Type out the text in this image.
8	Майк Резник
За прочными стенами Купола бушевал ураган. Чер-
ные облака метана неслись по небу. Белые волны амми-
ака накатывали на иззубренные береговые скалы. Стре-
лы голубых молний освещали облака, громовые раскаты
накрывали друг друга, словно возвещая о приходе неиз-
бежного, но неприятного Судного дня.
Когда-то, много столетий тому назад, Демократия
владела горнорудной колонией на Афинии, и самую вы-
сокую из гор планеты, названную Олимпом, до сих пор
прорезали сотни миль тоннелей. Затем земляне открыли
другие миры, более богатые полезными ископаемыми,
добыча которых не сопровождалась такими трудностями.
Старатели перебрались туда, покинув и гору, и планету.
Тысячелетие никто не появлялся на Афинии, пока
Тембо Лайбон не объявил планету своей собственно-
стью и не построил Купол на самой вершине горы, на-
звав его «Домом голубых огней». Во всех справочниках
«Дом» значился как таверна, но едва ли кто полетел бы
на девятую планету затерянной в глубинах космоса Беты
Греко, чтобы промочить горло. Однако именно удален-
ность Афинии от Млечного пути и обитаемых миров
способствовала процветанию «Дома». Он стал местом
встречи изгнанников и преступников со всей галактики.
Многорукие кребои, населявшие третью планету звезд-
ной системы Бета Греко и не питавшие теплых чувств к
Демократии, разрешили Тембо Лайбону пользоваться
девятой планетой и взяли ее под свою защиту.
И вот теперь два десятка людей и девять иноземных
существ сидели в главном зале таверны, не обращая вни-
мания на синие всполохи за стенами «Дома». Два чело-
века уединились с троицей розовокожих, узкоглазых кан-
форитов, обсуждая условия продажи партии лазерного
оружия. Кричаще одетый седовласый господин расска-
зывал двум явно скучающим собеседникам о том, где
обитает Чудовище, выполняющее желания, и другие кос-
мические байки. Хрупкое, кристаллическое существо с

▬▬▬

» Problem to solve:
Scan the material above and determine how many lines include the word "Дома"; report only the number.

» Result below:
2